ENTRIES SHOWN:
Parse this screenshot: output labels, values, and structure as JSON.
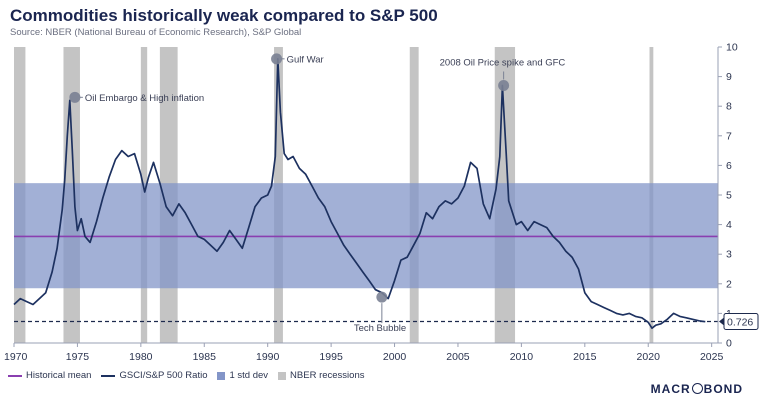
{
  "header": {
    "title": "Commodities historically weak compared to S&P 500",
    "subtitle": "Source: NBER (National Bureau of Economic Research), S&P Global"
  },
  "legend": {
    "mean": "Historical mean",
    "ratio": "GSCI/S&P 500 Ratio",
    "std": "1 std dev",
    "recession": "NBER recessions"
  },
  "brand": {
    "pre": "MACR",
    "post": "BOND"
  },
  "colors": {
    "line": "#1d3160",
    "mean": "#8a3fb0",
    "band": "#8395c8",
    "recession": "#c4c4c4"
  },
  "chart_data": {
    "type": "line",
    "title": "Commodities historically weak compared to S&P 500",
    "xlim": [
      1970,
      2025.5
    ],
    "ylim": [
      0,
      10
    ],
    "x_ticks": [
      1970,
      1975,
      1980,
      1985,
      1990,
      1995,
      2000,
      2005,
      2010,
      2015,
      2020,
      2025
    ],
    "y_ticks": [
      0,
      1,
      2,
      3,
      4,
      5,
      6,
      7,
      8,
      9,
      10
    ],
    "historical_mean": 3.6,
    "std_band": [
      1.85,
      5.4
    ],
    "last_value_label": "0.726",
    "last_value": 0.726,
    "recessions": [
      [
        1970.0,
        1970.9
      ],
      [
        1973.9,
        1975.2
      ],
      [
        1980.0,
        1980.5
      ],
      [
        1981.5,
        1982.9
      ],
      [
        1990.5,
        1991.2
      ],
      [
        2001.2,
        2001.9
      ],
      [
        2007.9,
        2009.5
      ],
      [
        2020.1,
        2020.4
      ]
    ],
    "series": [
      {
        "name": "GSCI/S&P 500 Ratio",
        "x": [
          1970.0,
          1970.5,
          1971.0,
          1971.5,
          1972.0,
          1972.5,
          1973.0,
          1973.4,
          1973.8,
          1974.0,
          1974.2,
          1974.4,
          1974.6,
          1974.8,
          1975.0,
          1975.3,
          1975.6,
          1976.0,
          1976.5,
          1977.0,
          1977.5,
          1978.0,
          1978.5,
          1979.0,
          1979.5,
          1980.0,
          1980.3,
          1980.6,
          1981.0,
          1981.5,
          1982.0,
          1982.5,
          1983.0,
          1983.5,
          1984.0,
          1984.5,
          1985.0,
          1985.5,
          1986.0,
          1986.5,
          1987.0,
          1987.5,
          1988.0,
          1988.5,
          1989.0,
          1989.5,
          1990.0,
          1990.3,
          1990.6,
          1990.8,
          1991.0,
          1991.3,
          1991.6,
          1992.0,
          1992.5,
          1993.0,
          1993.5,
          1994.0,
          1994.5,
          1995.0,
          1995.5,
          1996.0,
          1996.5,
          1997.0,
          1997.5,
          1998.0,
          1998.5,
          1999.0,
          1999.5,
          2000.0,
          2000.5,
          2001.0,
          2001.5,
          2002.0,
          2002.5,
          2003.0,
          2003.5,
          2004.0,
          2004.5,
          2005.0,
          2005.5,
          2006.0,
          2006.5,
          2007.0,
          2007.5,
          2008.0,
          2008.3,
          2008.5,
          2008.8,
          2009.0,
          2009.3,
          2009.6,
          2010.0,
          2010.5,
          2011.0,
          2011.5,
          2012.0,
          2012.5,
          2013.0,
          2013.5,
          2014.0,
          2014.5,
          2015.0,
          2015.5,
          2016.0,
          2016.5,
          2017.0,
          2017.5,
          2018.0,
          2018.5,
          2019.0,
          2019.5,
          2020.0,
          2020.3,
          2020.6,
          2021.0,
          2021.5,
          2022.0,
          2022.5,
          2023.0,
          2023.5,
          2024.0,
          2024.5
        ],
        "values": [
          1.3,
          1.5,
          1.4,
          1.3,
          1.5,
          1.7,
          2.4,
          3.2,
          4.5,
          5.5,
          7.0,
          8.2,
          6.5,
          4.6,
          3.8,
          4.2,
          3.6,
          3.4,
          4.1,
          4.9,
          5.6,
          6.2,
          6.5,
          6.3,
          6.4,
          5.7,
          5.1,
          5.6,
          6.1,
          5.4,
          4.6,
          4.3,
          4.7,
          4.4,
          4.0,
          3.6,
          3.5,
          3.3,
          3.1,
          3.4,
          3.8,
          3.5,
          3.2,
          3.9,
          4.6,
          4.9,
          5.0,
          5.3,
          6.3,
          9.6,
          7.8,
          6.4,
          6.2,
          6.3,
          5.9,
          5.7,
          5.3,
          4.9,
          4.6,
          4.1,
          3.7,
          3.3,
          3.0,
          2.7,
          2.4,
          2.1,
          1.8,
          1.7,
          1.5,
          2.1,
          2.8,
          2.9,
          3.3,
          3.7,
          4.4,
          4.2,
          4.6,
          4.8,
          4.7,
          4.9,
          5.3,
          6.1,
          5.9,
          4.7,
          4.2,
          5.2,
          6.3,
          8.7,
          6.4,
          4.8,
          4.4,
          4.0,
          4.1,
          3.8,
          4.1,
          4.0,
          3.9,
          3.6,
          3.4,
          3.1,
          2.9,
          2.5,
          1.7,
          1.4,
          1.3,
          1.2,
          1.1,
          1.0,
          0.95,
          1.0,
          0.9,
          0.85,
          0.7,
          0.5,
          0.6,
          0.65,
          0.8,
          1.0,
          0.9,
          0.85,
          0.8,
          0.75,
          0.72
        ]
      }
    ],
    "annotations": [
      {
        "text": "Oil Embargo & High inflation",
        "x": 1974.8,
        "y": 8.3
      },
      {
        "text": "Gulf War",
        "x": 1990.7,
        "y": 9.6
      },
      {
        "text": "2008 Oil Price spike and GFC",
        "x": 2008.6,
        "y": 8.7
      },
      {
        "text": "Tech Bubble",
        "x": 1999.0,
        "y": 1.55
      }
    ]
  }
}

--

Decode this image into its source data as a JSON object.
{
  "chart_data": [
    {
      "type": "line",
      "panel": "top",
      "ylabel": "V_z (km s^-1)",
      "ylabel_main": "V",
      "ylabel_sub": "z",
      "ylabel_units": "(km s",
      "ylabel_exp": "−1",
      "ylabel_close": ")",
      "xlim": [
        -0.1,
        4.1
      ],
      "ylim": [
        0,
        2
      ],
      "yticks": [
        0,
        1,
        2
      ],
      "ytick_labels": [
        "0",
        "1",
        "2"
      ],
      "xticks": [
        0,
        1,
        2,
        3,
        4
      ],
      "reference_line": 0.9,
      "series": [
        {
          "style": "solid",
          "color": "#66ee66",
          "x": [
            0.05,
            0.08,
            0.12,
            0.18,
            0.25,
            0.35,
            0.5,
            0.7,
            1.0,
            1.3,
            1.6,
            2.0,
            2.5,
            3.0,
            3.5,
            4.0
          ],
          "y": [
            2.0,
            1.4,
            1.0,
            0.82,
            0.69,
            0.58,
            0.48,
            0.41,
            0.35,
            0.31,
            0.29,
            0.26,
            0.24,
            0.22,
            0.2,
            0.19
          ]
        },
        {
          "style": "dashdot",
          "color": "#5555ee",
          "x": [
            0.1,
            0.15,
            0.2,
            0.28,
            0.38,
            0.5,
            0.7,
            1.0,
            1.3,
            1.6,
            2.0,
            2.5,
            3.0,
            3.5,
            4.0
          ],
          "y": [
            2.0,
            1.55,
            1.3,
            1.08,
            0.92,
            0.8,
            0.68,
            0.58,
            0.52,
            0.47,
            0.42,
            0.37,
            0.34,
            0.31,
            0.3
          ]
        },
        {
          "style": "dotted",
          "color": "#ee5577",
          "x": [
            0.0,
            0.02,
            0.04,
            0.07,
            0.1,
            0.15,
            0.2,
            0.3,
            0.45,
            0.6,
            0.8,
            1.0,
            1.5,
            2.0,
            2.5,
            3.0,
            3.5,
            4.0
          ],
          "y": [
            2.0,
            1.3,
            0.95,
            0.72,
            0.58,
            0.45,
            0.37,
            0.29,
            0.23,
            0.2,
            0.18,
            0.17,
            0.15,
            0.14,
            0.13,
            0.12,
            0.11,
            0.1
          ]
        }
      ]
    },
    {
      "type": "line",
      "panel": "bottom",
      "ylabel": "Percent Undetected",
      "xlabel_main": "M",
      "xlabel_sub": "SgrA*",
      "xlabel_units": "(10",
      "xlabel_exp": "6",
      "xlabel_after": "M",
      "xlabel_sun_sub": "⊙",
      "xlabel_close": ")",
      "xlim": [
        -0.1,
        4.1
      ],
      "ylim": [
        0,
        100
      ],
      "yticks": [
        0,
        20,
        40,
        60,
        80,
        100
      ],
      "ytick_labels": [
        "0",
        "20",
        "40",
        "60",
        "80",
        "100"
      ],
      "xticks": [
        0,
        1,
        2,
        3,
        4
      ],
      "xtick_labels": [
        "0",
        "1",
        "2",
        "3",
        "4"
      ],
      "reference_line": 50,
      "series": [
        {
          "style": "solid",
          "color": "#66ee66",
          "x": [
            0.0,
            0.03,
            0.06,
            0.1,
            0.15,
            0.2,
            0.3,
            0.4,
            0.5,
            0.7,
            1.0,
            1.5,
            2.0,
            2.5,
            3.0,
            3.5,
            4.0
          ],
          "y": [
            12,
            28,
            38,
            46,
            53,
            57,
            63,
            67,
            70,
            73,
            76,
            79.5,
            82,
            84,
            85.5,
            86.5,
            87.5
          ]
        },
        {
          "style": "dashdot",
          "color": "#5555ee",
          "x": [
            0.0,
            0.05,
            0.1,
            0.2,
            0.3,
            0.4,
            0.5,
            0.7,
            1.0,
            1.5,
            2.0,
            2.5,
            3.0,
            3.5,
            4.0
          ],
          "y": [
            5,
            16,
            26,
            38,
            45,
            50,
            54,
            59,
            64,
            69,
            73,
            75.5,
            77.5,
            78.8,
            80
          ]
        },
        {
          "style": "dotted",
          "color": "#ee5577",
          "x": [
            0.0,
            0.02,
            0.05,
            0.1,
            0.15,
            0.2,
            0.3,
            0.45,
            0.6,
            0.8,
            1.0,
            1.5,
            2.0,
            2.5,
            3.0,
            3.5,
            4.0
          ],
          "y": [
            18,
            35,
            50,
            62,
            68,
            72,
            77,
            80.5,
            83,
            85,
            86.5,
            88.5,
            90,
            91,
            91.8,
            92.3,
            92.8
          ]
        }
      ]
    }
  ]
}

WORK REQUIRED: Copy every line of the records above that contains "this".

FULL SOLUTION:
Parse this screenshot: output labels, values, and structure as JSON.
Decode this image into its source data as a JSON object.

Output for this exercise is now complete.